__Task objective__
Turn the rows into a JSON list of strings, one string per line and blank lines left out, covering only the rows from the first line through the line with "staticText: ^^_^^ [12, 294, 30, 303]", both included.

** START OF Entries **

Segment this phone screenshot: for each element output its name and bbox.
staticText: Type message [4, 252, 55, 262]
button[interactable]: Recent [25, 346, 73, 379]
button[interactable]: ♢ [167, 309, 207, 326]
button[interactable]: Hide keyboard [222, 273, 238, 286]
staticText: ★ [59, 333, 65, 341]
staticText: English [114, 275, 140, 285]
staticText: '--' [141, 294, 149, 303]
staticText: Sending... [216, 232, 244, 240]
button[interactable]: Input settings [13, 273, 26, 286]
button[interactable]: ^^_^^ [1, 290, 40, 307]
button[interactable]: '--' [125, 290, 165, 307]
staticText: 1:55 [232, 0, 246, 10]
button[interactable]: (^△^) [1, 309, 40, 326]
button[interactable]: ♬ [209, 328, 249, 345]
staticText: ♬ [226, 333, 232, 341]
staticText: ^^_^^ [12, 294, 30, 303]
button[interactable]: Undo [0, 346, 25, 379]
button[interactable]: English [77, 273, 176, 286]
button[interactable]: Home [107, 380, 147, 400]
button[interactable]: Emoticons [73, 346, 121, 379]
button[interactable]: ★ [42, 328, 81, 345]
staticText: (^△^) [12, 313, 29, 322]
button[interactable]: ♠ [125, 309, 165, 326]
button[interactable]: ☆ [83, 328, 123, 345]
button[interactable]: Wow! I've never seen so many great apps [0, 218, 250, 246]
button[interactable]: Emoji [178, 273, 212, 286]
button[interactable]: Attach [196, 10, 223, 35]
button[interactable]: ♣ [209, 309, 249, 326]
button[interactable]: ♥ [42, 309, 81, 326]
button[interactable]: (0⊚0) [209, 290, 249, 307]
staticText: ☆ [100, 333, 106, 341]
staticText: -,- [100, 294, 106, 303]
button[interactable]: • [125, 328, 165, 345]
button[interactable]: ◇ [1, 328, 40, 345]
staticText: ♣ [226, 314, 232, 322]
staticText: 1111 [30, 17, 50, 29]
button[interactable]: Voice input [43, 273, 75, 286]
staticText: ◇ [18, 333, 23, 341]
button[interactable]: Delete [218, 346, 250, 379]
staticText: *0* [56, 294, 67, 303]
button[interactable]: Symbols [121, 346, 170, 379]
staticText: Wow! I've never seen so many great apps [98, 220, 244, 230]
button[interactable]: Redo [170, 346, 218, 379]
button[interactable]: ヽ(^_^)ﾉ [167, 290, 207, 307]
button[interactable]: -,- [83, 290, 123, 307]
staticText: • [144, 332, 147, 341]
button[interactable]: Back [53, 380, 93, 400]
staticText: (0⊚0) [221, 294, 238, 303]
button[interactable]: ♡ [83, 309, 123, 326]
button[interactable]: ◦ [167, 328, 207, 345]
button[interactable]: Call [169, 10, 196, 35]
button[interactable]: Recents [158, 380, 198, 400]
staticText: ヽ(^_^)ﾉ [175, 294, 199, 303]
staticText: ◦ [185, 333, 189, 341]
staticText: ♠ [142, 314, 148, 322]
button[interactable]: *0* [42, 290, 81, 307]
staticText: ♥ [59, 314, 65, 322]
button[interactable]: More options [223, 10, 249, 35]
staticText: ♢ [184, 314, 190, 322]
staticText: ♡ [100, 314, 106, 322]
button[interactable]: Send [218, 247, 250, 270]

** END OF Entries **

__The completed task__
[
  "Segment this phone screenshot: for each element output its name and bbox.",
  "staticText: Type message [4, 252, 55, 262]",
  "button[interactable]: Recent [25, 346, 73, 379]",
  "button[interactable]: ♢ [167, 309, 207, 326]",
  "button[interactable]: Hide keyboard [222, 273, 238, 286]",
  "staticText: ★ [59, 333, 65, 341]",
  "staticText: English [114, 275, 140, 285]",
  "staticText: '--' [141, 294, 149, 303]",
  "staticText: Sending... [216, 232, 244, 240]",
  "button[interactable]: Input settings [13, 273, 26, 286]",
  "button[interactable]: ^^_^^ [1, 290, 40, 307]",
  "button[interactable]: '--' [125, 290, 165, 307]",
  "staticText: 1:55 [232, 0, 246, 10]",
  "button[interactable]: (^△^) [1, 309, 40, 326]",
  "button[interactable]: ♬ [209, 328, 249, 345]",
  "staticText: ♬ [226, 333, 232, 341]",
  "staticText: ^^_^^ [12, 294, 30, 303]"
]